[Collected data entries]
* * * * * * *

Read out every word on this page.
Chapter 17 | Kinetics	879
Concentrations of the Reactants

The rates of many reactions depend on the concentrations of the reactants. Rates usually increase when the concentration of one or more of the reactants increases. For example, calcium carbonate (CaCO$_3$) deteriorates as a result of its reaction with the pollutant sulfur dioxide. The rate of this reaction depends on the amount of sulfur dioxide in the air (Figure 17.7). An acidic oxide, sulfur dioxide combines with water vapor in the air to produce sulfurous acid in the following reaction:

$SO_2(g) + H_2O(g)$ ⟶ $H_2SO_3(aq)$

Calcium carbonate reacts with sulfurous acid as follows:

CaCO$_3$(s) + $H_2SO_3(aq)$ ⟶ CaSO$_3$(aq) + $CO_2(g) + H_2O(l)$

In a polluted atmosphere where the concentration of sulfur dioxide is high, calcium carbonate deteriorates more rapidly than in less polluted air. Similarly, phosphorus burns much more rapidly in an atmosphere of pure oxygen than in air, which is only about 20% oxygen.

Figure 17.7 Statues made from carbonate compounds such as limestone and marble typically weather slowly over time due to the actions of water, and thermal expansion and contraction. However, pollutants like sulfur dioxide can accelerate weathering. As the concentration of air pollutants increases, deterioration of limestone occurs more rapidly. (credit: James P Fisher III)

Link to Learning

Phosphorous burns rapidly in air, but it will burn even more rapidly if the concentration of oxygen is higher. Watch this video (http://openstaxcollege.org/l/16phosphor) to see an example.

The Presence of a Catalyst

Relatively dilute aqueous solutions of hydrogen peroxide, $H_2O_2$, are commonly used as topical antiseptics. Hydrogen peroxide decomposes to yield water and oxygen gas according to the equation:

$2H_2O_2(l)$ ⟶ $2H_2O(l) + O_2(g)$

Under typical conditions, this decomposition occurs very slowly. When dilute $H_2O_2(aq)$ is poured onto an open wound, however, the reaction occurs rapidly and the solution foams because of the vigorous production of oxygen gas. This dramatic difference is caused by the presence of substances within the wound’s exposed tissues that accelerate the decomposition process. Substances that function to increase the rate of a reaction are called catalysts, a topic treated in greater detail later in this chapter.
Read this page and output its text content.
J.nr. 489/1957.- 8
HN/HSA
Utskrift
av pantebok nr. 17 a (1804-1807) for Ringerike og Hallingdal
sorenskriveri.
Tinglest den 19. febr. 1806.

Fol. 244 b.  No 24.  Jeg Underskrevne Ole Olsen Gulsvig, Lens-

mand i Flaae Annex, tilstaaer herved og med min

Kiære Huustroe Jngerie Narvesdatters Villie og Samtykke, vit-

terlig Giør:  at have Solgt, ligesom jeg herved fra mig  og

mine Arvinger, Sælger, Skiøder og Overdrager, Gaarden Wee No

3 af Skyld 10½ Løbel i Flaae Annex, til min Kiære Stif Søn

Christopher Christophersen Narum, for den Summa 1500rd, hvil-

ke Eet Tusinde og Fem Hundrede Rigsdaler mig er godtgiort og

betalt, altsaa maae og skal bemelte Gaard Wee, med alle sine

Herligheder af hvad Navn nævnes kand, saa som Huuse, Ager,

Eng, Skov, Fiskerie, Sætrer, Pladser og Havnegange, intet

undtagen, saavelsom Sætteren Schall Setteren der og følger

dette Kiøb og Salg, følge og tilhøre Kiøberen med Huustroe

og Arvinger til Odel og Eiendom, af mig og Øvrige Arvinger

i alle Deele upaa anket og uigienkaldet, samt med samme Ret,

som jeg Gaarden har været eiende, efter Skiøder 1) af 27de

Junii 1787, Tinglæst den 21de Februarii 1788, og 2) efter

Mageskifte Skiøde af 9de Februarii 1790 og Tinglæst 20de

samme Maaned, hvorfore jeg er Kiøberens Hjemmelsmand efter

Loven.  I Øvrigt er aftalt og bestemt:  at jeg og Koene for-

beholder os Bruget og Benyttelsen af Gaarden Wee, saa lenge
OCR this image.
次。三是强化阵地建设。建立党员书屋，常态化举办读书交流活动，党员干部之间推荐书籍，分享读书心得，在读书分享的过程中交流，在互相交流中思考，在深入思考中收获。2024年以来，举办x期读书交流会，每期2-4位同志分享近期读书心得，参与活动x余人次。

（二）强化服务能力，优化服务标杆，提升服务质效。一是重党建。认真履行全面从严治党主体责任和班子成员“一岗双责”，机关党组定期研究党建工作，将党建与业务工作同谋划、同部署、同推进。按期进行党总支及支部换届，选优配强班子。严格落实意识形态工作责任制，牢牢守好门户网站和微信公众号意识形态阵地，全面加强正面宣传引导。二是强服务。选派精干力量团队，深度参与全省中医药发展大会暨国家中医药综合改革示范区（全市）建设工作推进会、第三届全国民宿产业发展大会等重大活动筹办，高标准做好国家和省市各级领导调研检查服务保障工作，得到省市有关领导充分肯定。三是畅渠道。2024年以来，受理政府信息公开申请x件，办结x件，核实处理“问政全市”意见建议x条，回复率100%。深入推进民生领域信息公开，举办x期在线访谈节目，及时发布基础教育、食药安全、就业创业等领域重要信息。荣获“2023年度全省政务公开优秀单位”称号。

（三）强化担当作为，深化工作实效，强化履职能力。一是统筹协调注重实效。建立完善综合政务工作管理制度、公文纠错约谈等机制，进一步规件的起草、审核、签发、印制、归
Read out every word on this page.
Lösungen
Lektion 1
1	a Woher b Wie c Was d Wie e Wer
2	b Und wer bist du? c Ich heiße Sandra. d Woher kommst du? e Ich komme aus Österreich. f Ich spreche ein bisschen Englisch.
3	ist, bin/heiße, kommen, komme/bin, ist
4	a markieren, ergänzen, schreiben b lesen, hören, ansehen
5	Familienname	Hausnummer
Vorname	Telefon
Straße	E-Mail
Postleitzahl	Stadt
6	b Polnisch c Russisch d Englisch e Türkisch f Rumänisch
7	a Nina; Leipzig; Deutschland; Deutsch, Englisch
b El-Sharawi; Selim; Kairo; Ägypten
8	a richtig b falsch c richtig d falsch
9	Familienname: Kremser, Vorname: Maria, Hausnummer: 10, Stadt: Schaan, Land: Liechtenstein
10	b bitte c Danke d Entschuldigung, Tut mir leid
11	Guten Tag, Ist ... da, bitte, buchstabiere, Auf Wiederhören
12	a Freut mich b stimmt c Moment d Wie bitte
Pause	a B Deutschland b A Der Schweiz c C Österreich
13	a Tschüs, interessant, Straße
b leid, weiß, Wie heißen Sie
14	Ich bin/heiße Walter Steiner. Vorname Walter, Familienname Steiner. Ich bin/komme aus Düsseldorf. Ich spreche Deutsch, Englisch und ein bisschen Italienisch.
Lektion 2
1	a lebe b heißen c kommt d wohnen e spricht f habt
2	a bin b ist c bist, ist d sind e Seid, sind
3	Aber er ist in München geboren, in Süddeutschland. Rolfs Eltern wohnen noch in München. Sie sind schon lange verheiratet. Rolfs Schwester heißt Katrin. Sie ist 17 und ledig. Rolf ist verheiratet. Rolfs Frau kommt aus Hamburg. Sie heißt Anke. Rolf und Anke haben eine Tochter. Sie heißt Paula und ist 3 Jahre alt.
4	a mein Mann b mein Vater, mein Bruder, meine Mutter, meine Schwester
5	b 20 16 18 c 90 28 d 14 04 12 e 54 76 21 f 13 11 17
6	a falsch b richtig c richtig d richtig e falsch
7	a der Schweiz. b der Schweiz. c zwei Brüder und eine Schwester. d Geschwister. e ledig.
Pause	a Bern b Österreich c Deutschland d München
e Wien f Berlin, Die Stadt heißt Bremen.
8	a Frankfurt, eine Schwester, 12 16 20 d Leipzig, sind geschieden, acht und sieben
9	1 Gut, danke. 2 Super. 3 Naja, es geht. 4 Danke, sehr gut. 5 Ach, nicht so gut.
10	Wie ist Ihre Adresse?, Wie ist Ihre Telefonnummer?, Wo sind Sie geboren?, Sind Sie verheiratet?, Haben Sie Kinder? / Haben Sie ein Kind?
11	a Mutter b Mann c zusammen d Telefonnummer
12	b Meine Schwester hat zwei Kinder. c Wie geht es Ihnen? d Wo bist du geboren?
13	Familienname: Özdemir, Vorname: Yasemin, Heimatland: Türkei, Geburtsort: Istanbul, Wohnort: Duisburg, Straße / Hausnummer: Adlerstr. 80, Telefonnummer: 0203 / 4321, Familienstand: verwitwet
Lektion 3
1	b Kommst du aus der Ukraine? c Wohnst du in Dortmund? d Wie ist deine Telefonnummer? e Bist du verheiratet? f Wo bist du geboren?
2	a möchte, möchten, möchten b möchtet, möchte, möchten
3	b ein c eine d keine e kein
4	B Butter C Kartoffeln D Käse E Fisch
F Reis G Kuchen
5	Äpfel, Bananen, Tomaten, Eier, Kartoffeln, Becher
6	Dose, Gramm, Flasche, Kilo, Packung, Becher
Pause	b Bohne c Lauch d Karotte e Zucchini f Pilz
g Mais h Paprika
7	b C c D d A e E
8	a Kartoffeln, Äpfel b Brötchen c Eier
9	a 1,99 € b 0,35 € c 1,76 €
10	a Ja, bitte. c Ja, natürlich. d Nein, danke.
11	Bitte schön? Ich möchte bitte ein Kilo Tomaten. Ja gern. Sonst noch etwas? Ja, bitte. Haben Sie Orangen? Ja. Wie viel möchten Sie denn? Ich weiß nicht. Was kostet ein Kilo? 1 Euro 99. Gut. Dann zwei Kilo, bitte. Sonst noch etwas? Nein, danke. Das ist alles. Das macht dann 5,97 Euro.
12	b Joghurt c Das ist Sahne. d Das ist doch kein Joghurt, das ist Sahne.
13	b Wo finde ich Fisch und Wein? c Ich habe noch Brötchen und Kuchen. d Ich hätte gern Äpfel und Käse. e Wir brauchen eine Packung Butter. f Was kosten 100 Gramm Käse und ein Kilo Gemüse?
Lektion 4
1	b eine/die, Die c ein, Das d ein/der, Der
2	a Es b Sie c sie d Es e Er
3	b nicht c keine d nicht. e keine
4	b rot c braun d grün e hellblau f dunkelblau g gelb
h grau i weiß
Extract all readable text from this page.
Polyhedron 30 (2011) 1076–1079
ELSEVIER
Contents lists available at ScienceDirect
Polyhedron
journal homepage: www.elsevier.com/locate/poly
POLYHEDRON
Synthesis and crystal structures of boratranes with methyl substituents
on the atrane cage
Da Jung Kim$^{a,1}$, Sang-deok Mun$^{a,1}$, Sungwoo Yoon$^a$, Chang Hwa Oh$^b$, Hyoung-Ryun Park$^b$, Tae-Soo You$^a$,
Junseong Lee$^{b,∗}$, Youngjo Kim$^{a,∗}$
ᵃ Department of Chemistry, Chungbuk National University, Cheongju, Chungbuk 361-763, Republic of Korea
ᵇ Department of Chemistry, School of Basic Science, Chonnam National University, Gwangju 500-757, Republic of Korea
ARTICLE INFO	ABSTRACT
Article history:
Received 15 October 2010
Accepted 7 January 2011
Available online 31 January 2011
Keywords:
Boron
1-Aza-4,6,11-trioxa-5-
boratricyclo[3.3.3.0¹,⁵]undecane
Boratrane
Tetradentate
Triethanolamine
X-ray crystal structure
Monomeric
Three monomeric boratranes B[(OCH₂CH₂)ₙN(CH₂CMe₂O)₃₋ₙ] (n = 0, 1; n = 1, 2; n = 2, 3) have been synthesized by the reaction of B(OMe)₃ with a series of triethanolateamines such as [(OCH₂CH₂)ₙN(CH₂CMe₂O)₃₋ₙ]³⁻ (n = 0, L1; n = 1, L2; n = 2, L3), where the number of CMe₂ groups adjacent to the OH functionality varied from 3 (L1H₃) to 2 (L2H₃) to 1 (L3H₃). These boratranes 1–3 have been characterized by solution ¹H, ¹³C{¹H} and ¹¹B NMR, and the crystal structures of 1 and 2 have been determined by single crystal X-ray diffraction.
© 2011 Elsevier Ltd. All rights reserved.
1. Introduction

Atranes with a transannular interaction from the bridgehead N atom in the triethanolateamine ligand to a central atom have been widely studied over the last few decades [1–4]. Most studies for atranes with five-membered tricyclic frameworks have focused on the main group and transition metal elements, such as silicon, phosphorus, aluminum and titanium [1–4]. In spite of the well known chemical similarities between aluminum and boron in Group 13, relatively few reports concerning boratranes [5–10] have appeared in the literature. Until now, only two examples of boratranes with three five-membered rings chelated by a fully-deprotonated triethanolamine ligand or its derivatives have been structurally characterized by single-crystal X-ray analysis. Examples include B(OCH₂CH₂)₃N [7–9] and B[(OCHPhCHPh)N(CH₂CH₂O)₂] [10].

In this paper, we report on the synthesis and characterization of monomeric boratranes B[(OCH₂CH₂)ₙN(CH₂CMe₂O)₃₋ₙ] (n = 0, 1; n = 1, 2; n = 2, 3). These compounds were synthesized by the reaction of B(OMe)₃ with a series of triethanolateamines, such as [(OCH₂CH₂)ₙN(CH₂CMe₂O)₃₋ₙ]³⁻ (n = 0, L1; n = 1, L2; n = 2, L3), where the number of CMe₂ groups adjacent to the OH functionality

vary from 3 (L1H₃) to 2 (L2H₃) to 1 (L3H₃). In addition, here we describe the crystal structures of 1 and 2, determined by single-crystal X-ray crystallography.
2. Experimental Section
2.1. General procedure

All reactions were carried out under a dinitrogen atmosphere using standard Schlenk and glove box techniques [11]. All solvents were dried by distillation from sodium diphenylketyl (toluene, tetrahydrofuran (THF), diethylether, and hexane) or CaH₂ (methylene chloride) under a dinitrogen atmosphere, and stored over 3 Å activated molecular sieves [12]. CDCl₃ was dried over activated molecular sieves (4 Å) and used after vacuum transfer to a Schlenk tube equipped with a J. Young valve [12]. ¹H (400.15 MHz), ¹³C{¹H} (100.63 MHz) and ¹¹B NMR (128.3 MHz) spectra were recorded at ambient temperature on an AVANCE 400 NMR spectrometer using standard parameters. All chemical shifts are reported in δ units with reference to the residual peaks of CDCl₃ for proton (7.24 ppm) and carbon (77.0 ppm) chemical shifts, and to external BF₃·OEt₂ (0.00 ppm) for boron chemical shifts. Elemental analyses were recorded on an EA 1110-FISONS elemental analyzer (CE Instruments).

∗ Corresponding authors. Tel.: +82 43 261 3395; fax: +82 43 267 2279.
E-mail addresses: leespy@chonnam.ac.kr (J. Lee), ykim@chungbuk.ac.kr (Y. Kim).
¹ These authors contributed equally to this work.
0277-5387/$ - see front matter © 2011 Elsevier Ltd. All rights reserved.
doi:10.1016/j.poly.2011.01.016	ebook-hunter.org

* * * * * * *

**Directions**
Go through the entries above and copy every line containing "leid".

**Task answer**
10	b bitte c Danke d Entschuldigung, Tut mir leid
b leid, weiß, Wie heißen Sie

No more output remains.